Stated goal
Return the listing below word for word.

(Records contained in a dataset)

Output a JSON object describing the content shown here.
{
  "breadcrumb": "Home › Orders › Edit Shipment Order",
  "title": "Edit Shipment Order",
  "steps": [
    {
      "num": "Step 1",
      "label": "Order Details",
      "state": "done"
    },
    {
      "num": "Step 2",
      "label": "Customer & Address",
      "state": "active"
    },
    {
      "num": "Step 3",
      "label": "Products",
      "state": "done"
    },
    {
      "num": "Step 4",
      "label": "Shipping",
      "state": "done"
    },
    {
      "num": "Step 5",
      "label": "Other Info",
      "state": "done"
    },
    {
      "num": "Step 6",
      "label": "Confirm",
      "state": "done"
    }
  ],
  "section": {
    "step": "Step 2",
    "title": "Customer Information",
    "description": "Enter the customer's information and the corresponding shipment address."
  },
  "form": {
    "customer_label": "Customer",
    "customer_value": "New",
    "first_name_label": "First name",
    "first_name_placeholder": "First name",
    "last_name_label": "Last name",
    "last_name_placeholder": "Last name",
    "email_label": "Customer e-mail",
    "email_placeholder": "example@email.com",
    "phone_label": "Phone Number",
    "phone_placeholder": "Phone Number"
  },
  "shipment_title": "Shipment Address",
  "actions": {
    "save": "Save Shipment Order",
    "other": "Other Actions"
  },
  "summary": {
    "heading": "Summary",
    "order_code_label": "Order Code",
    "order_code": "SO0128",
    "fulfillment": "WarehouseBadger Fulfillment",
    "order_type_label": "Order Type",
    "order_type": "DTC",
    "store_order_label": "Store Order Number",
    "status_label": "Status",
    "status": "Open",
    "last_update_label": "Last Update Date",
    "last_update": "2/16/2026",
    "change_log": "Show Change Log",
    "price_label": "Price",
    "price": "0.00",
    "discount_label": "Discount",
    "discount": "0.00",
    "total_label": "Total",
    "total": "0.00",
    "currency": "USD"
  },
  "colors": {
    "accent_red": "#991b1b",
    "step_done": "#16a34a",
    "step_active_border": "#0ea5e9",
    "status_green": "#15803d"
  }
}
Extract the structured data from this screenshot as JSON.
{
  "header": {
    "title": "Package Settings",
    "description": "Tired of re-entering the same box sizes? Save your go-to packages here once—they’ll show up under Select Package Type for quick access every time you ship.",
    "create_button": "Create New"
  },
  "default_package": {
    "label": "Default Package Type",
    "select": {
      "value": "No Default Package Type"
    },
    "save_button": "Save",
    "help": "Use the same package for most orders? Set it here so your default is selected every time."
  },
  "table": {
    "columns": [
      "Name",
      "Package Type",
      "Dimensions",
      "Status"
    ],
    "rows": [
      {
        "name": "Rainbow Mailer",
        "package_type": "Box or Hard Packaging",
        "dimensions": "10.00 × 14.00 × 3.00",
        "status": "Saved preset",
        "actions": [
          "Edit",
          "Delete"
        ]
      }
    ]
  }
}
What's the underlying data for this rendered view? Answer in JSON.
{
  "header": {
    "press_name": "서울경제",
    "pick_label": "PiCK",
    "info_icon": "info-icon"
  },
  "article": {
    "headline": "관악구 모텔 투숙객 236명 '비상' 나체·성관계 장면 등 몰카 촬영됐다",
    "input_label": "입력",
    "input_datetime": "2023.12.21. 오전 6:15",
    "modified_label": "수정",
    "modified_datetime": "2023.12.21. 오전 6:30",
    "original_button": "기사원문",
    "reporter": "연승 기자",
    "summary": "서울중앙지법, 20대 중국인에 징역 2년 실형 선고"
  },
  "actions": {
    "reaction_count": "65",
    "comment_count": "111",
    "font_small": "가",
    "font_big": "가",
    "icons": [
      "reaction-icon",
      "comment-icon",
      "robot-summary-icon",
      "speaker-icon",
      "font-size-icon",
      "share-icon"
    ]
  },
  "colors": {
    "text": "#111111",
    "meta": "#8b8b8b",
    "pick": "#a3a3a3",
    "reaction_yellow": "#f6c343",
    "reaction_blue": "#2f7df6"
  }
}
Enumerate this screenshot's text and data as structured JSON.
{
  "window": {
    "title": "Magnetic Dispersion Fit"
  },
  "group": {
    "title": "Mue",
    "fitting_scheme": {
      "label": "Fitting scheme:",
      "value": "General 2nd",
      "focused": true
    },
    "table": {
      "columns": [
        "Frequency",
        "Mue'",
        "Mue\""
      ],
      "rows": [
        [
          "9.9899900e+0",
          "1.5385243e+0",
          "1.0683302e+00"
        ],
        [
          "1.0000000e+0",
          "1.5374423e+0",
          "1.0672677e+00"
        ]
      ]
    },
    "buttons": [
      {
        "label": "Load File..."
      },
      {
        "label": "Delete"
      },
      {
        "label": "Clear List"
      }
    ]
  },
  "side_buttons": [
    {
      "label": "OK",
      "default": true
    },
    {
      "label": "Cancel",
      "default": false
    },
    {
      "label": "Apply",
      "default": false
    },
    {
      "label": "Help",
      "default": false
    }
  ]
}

Solution for this problem
Output a JSON object describing the content shown here.
{
  "breadcrumb": "Home › Orders › Edit Shipment Order",
  "title": "Edit Shipment Order",
  "steps": [
    {
      "num": "Step 1",
      "label": "Order Details",
      "state": "done"
    },
    {
      "num": "Step 2",
      "label": "Customer & Address",
      "state": "active"
    },
    {
      "num": "Step 3",
      "label": "Products",
      "state": "done"
    },
    {
      "num": "Step 4",
      "label": "Shipping",
      "state": "done"
    },
    {
      "num": "Step 5",
      "label": "Other Info",
      "state": "done"
    },
    {
      "num": "Step 6",
      "label": "Confirm",
      "state": "done"
    }
  ],
  "section": {
    "step": "Step 2",
    "title": "Customer Information",
    "description": "Enter the customer's information and the corresponding shipment address."
  },
  "form": {
    "customer_label": "Customer",
    "customer_value": "New",
    "first_name_label": "First name",
    "first_name_placeholder": "First name",
    "last_name_label": "Last name",
    "last_name_placeholder": "Last name",
    "email_label": "Customer e-mail",
    "email_placeholder": "example@email.com",
    "phone_label": "Phone Number",
    "phone_placeholder": "Phone Number"
  },
  "shipment_title": "Shipment Address",
  "actions": {
    "save": "Save Shipment Order",
    "other": "Other Actions"
  },
  "summary": {
    "heading": "Summary",
    "order_code_label": "Order Code",
    "order_code": "SO0128",
    "fulfillment": "WarehouseBadger Fulfillment",
    "order_type_label": "Order Type",
    "order_type": "DTC",
    "store_order_label": "Store Order Number",
    "status_label": "Status",
    "status": "Open",
    "last_update_label": "Last Update Date",
    "last_update": "2/16/2026",
    "change_log": "Show Change Log",
    "price_label": "Price",
    "price": "0.00",
    "discount_label": "Discount",
    "discount": "0.00",
    "total_label": "Total",
    "total": "0.00",
    "currency": "USD"
  },
  "colors": {
    "accent_red": "#991b1b",
    "step_done": "#16a34a",
    "step_active_border": "#0ea5e9",
    "status_green": "#15803d"
  }
}
Extract the structured data from this screenshot as JSON.
{
  "header": {
    "title": "Package Settings",
    "description": "Tired of re-entering the same box sizes? Save your go-to packages here once—they’ll show up under Select Package Type for quick access every time you ship.",
    "create_button": "Create New"
  },
  "default_package": {
    "label": "Default Package Type",
    "select": {
      "value": "No Default Package Type"
    },
    "save_button": "Save",
    "help": "Use the same package for most orders? Set it here so your default is selected every time."
  },
  "table": {
    "columns": [
      "Name",
      "Package Type",
      "Dimensions",
      "Status"
    ],
    "rows": [
      {
        "name": "Rainbow Mailer",
        "package_type": "Box or Hard Packaging",
        "dimensions": "10.00 × 14.00 × 3.00",
        "status": "Saved preset",
        "actions": [
          "Edit",
          "Delete"
        ]
      }
    ]
  }
}
What's the underlying data for this rendered view? Answer in JSON.
{
  "header": {
    "press_name": "서울경제",
    "pick_label": "PiCK",
    "info_icon": "info-icon"
  },
  "article": {
    "headline": "관악구 모텔 투숙객 236명 '비상' 나체·성관계 장면 등 몰카 촬영됐다",
    "input_label": "입력",
    "input_datetime": "2023.12.21. 오전 6:15",
    "modified_label": "수정",
    "modified_datetime": "2023.12.21. 오전 6:30",
    "original_button": "기사원문",
    "reporter": "연승 기자",
    "summary": "서울중앙지법, 20대 중국인에 징역 2년 실형 선고"
  },
  "actions": {
    "reaction_count": "65",
    "comment_count": "111",
    "font_small": "가",
    "font_big": "가",
    "icons": [
      "reaction-icon",
      "comment-icon",
      "robot-summary-icon",
      "speaker-icon",
      "font-size-icon",
      "share-icon"
    ]
  },
  "colors": {
    "text": "#111111",
    "meta": "#8b8b8b",
    "pick": "#a3a3a3",
    "reaction_yellow": "#f6c343",
    "reaction_blue": "#2f7df6"
  }
}
Enumerate this screenshot's text and data as structured JSON.
{
  "window": {
    "title": "Magnetic Dispersion Fit"
  },
  "group": {
    "title": "Mue",
    "fitting_scheme": {
      "label": "Fitting scheme:",
      "value": "General 2nd",
      "focused": true
    },
    "table": {
      "columns": [
        "Frequency",
        "Mue'",
        "Mue\""
      ],
      "rows": [
        [
          "9.9899900e+0",
          "1.5385243e+0",
          "1.0683302e+00"
        ],
        [
          "1.0000000e+0",
          "1.5374423e+0",
          "1.0672677e+00"
        ]
      ]
    },
    "buttons": [
      {
        "label": "Load File..."
      },
      {
        "label": "Delete"
      },
      {
        "label": "Clear List"
      }
    ]
  },
  "side_buttons": [
    {
      "label": "OK",
      "default": true
    },
    {
      "label": "Cancel",
      "default": false
    },
    {
      "label": "Apply",
      "default": false
    },
    {
      "label": "Help",
      "default": false
    }
  ]
}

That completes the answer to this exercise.